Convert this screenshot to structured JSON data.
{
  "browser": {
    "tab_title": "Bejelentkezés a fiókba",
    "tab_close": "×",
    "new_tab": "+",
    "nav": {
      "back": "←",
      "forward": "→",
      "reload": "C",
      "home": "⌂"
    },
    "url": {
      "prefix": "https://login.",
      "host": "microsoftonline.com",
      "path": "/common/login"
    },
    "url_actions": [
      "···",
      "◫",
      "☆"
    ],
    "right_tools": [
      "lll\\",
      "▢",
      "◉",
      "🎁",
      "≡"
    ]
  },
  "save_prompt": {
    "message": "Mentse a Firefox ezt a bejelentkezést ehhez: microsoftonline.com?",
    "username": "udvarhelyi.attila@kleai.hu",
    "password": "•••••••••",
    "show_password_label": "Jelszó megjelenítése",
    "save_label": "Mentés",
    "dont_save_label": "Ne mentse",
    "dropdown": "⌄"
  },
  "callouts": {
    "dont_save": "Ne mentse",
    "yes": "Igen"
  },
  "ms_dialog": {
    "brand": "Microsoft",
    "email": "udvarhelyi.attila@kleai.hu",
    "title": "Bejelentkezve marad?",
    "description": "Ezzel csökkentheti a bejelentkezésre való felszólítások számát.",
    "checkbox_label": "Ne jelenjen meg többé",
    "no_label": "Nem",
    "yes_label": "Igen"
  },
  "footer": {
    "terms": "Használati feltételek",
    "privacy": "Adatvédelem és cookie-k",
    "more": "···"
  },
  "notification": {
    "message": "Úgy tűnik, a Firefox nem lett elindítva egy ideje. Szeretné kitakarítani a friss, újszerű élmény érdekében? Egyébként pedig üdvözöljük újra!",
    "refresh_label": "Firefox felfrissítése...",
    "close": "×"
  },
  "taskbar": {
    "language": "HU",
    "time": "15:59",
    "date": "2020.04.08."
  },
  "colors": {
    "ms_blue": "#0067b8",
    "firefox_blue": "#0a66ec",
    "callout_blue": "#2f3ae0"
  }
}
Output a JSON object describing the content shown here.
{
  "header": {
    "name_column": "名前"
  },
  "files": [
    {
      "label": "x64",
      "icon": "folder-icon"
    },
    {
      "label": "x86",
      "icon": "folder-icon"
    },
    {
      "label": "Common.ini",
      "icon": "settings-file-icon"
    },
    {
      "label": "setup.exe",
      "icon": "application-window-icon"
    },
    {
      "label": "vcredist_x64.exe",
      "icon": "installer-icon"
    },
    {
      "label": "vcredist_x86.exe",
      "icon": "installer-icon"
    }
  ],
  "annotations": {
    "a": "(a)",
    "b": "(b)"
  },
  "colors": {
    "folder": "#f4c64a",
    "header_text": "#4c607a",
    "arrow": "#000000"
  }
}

→ **Task description**:
Reproduce the material in full, with no word added or dropped.

→ **Result for this task**:
Convert this screenshot to structured JSON data.
{
  "browser": {
    "tab_title": "Bejelentkezés a fiókba",
    "tab_close": "×",
    "new_tab": "+",
    "nav": {
      "back": "←",
      "forward": "→",
      "reload": "C",
      "home": "⌂"
    },
    "url": {
      "prefix": "https://login.",
      "host": "microsoftonline.com",
      "path": "/common/login"
    },
    "url_actions": [
      "···",
      "◫",
      "☆"
    ],
    "right_tools": [
      "lll\\",
      "▢",
      "◉",
      "🎁",
      "≡"
    ]
  },
  "save_prompt": {
    "message": "Mentse a Firefox ezt a bejelentkezést ehhez: microsoftonline.com?",
    "username": "udvarhelyi.attila@kleai.hu",
    "password": "•••••••••",
    "show_password_label": "Jelszó megjelenítése",
    "save_label": "Mentés",
    "dont_save_label": "Ne mentse",
    "dropdown": "⌄"
  },
  "callouts": {
    "dont_save": "Ne mentse",
    "yes": "Igen"
  },
  "ms_dialog": {
    "brand": "Microsoft",
    "email": "udvarhelyi.attila@kleai.hu",
    "title": "Bejelentkezve marad?",
    "description": "Ezzel csökkentheti a bejelentkezésre való felszólítások számát.",
    "checkbox_label": "Ne jelenjen meg többé",
    "no_label": "Nem",
    "yes_label": "Igen"
  },
  "footer": {
    "terms": "Használati feltételek",
    "privacy": "Adatvédelem és cookie-k",
    "more": "···"
  },
  "notification": {
    "message": "Úgy tűnik, a Firefox nem lett elindítva egy ideje. Szeretné kitakarítani a friss, újszerű élmény érdekében? Egyébként pedig üdvözöljük újra!",
    "refresh_label": "Firefox felfrissítése...",
    "close": "×"
  },
  "taskbar": {
    "language": "HU",
    "time": "15:59",
    "date": "2020.04.08."
  },
  "colors": {
    "ms_blue": "#0067b8",
    "firefox_blue": "#0a66ec",
    "callout_blue": "#2f3ae0"
  }
}
Output a JSON object describing the content shown here.
{
  "header": {
    "name_column": "名前"
  },
  "files": [
    {
      "label": "x64",
      "icon": "folder-icon"
    },
    {
      "label": "x86",
      "icon": "folder-icon"
    },
    {
      "label": "Common.ini",
      "icon": "settings-file-icon"
    },
    {
      "label": "setup.exe",
      "icon": "application-window-icon"
    },
    {
      "label": "vcredist_x64.exe",
      "icon": "installer-icon"
    },
    {
      "label": "vcredist_x86.exe",
      "icon": "installer-icon"
    }
  ],
  "annotations": {
    "a": "(a)",
    "b": "(b)"
  },
  "colors": {
    "folder": "#f4c64a",
    "header_text": "#4c607a",
    "arrow": "#000000"
  }
}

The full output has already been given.